> _What the task asks_:
Are you able to retype all the records below exactly?

> _Information given_:
----------
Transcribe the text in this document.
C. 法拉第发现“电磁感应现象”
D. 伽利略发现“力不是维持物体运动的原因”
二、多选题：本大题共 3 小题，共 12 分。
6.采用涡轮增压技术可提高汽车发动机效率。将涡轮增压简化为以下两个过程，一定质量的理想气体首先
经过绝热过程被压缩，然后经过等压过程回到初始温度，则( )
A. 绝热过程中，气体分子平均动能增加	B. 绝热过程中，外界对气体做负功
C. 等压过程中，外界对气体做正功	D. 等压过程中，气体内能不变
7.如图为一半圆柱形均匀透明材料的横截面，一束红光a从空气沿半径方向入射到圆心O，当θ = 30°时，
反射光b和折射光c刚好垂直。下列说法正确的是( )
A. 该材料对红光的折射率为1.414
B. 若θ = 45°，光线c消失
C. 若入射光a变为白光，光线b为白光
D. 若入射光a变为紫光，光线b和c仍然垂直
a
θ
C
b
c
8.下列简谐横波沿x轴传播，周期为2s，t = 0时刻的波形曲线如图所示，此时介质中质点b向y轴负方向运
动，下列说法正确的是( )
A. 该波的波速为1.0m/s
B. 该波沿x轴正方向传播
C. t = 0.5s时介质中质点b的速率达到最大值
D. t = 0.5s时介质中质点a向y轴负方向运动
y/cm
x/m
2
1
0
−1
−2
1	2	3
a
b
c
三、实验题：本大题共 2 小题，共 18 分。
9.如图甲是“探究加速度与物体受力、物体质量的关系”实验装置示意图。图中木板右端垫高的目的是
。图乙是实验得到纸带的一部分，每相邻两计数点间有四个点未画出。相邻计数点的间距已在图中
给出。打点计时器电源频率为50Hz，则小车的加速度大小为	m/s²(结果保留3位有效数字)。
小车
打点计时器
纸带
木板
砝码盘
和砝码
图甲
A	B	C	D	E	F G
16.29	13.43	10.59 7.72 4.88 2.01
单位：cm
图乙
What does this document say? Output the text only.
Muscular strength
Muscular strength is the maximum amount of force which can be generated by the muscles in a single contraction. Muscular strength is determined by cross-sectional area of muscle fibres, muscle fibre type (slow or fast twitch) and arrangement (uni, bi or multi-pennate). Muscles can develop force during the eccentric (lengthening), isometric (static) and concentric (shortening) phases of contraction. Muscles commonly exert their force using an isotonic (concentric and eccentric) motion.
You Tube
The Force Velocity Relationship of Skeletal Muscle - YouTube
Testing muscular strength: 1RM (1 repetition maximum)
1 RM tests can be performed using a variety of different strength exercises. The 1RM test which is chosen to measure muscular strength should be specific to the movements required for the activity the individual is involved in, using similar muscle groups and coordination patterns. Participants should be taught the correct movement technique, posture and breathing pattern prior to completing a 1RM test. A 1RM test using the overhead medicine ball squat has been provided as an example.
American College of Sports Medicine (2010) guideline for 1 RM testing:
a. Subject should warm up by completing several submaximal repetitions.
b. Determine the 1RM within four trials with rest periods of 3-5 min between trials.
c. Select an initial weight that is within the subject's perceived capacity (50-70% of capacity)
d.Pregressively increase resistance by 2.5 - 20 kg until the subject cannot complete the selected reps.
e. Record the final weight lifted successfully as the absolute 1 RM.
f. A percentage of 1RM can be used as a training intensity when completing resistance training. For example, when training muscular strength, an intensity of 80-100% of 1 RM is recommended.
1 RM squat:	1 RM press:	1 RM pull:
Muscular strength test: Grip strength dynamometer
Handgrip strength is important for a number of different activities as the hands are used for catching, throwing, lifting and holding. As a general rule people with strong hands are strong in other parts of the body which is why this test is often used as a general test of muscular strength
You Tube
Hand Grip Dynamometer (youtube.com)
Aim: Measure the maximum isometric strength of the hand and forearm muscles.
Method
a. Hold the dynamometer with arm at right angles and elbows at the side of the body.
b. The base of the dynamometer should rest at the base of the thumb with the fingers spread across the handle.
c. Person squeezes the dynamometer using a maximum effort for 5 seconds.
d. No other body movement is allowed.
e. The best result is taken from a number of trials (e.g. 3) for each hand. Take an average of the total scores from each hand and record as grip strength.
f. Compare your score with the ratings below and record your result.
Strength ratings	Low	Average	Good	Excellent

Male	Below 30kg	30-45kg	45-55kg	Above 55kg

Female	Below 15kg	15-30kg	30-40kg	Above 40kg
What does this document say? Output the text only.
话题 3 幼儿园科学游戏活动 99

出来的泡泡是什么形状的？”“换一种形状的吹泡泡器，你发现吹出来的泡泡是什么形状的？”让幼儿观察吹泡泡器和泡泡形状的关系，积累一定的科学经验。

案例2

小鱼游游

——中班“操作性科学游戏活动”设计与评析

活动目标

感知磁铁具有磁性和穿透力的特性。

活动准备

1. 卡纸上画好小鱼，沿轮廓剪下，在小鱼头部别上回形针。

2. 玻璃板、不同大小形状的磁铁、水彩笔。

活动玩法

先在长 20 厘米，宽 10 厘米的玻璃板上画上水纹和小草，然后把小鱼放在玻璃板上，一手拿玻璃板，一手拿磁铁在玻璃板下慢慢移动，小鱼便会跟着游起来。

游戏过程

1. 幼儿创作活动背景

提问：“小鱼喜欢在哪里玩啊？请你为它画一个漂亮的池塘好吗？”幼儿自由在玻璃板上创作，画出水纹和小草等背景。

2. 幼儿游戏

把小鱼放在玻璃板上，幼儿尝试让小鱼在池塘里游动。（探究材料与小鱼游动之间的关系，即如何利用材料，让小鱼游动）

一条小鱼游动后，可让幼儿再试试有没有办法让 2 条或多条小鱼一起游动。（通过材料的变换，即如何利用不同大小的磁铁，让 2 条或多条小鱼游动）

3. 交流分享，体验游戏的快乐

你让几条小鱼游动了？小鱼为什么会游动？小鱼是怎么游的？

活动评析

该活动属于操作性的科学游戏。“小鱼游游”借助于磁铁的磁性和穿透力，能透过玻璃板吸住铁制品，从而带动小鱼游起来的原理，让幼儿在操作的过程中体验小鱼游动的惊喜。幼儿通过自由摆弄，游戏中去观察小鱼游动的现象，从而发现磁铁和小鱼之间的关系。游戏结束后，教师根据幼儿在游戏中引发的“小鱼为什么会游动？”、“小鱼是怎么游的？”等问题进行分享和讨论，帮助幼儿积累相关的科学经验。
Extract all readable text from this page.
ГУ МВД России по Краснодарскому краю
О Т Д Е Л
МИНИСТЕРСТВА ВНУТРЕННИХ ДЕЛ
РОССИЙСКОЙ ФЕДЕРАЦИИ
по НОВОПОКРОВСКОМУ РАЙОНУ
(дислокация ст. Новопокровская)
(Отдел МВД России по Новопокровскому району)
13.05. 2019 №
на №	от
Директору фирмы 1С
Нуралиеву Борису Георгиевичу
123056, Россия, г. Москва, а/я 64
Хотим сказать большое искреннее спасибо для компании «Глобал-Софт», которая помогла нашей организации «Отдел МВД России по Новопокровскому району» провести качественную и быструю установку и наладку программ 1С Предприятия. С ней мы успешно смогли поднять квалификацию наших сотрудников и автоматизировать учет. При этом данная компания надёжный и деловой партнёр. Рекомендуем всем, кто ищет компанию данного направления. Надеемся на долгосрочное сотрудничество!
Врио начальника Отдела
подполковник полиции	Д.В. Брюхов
----------
> _Solution for this problem_:
Transcribe the text in this document.
C. 法拉第发现“电磁感应现象”
D. 伽利略发现“力不是维持物体运动的原因”
二、多选题：本大题共 3 小题，共 12 分。
6.采用涡轮增压技术可提高汽车发动机效率。将涡轮增压简化为以下两个过程，一定质量的理想气体首先
经过绝热过程被压缩，然后经过等压过程回到初始温度，则( )
A. 绝热过程中，气体分子平均动能增加	B. 绝热过程中，外界对气体做负功
C. 等压过程中，外界对气体做正功	D. 等压过程中，气体内能不变
7.如图为一半圆柱形均匀透明材料的横截面，一束红光a从空气沿半径方向入射到圆心O，当θ = 30°时，
反射光b和折射光c刚好垂直。下列说法正确的是( )
A. 该材料对红光的折射率为1.414
B. 若θ = 45°，光线c消失
C. 若入射光a变为白光，光线b为白光
D. 若入射光a变为紫光，光线b和c仍然垂直
a
θ
C
b
c
8.下列简谐横波沿x轴传播，周期为2s，t = 0时刻的波形曲线如图所示，此时介质中质点b向y轴负方向运
动，下列说法正确的是( )
A. 该波的波速为1.0m/s
B. 该波沿x轴正方向传播
C. t = 0.5s时介质中质点b的速率达到最大值
D. t = 0.5s时介质中质点a向y轴负方向运动
y/cm
x/m
2
1
0
−1
−2
1	2	3
a
b
c
三、实验题：本大题共 2 小题，共 18 分。
9.如图甲是“探究加速度与物体受力、物体质量的关系”实验装置示意图。图中木板右端垫高的目的是
。图乙是实验得到纸带的一部分，每相邻两计数点间有四个点未画出。相邻计数点的间距已在图中
给出。打点计时器电源频率为50Hz，则小车的加速度大小为	m/s²(结果保留3位有效数字)。
小车
打点计时器
纸带
木板
砝码盘
和砝码
图甲
A	B	C	D	E	F G
16.29	13.43	10.59 7.72 4.88 2.01
单位：cm
图乙
What does this document say? Output the text only.
Muscular strength
Muscular strength is the maximum amount of force which can be generated by the muscles in a single contraction. Muscular strength is determined by cross-sectional area of muscle fibres, muscle fibre type (slow or fast twitch) and arrangement (uni, bi or multi-pennate). Muscles can develop force during the eccentric (lengthening), isometric (static) and concentric (shortening) phases of contraction. Muscles commonly exert their force using an isotonic (concentric and eccentric) motion.
You Tube
The Force Velocity Relationship of Skeletal Muscle - YouTube
Testing muscular strength: 1RM (1 repetition maximum)
1 RM tests can be performed using a variety of different strength exercises. The 1RM test which is chosen to measure muscular strength should be specific to the movements required for the activity the individual is involved in, using similar muscle groups and coordination patterns. Participants should be taught the correct movement technique, posture and breathing pattern prior to completing a 1RM test. A 1RM test using the overhead medicine ball squat has been provided as an example.
American College of Sports Medicine (2010) guideline for 1 RM testing:
a. Subject should warm up by completing several submaximal repetitions.
b. Determine the 1RM within four trials with rest periods of 3-5 min between trials.
c. Select an initial weight that is within the subject's perceived capacity (50-70% of capacity)
d.Pregressively increase resistance by 2.5 - 20 kg until the subject cannot complete the selected reps.
e. Record the final weight lifted successfully as the absolute 1 RM.
f. A percentage of 1RM can be used as a training intensity when completing resistance training. For example, when training muscular strength, an intensity of 80-100% of 1 RM is recommended.
1 RM squat:	1 RM press:	1 RM pull:
Muscular strength test: Grip strength dynamometer
Handgrip strength is important for a number of different activities as the hands are used for catching, throwing, lifting and holding. As a general rule people with strong hands are strong in other parts of the body which is why this test is often used as a general test of muscular strength
You Tube
Hand Grip Dynamometer (youtube.com)
Aim: Measure the maximum isometric strength of the hand and forearm muscles.
Method
a. Hold the dynamometer with arm at right angles and elbows at the side of the body.
b. The base of the dynamometer should rest at the base of the thumb with the fingers spread across the handle.
c. Person squeezes the dynamometer using a maximum effort for 5 seconds.
d. No other body movement is allowed.
e. The best result is taken from a number of trials (e.g. 3) for each hand. Take an average of the total scores from each hand and record as grip strength.
f. Compare your score with the ratings below and record your result.
Strength ratings	Low	Average	Good	Excellent

Male	Below 30kg	30-45kg	45-55kg	Above 55kg

Female	Below 15kg	15-30kg	30-40kg	Above 40kg
What does this document say? Output the text only.
话题 3 幼儿园科学游戏活动 99

出来的泡泡是什么形状的？”“换一种形状的吹泡泡器，你发现吹出来的泡泡是什么形状的？”让幼儿观察吹泡泡器和泡泡形状的关系，积累一定的科学经验。

案例2

小鱼游游

——中班“操作性科学游戏活动”设计与评析

活动目标

感知磁铁具有磁性和穿透力的特性。

活动准备

1. 卡纸上画好小鱼，沿轮廓剪下，在小鱼头部别上回形针。

2. 玻璃板、不同大小形状的磁铁、水彩笔。

活动玩法

先在长 20 厘米，宽 10 厘米的玻璃板上画上水纹和小草，然后把小鱼放在玻璃板上，一手拿玻璃板，一手拿磁铁在玻璃板下慢慢移动，小鱼便会跟着游起来。

游戏过程

1. 幼儿创作活动背景

提问：“小鱼喜欢在哪里玩啊？请你为它画一个漂亮的池塘好吗？”幼儿自由在玻璃板上创作，画出水纹和小草等背景。

2. 幼儿游戏

把小鱼放在玻璃板上，幼儿尝试让小鱼在池塘里游动。（探究材料与小鱼游动之间的关系，即如何利用材料，让小鱼游动）

一条小鱼游动后，可让幼儿再试试有没有办法让 2 条或多条小鱼一起游动。（通过材料的变换，即如何利用不同大小的磁铁，让 2 条或多条小鱼游动）

3. 交流分享，体验游戏的快乐

你让几条小鱼游动了？小鱼为什么会游动？小鱼是怎么游的？

活动评析

该活动属于操作性的科学游戏。“小鱼游游”借助于磁铁的磁性和穿透力，能透过玻璃板吸住铁制品，从而带动小鱼游起来的原理，让幼儿在操作的过程中体验小鱼游动的惊喜。幼儿通过自由摆弄，游戏中去观察小鱼游动的现象，从而发现磁铁和小鱼之间的关系。游戏结束后，教师根据幼儿在游戏中引发的“小鱼为什么会游动？”、“小鱼是怎么游的？”等问题进行分享和讨论，帮助幼儿积累相关的科学经验。
Extract all readable text from this page.
ГУ МВД России по Краснодарскому краю
О Т Д Е Л
МИНИСТЕРСТВА ВНУТРЕННИХ ДЕЛ
РОССИЙСКОЙ ФЕДЕРАЦИИ
по НОВОПОКРОВСКОМУ РАЙОНУ
(дислокация ст. Новопокровская)
(Отдел МВД России по Новопокровскому району)
13.05. 2019 №
на №	от
Директору фирмы 1С
Нуралиеву Борису Георгиевичу
123056, Россия, г. Москва, а/я 64
Хотим сказать большое искреннее спасибо для компании «Глобал-Софт», которая помогла нашей организации «Отдел МВД России по Новопокровскому району» провести качественную и быструю установку и наладку программ 1С Предприятия. С ней мы успешно смогли поднять квалификацию наших сотрудников и автоматизировать учет. При этом данная компания надёжный и деловой партнёр. Рекомендуем всем, кто ищет компанию данного направления. Надеемся на долгосрочное сотрудничество!
Врио начальника Отдела
подполковник полиции	Д.В. Брюхов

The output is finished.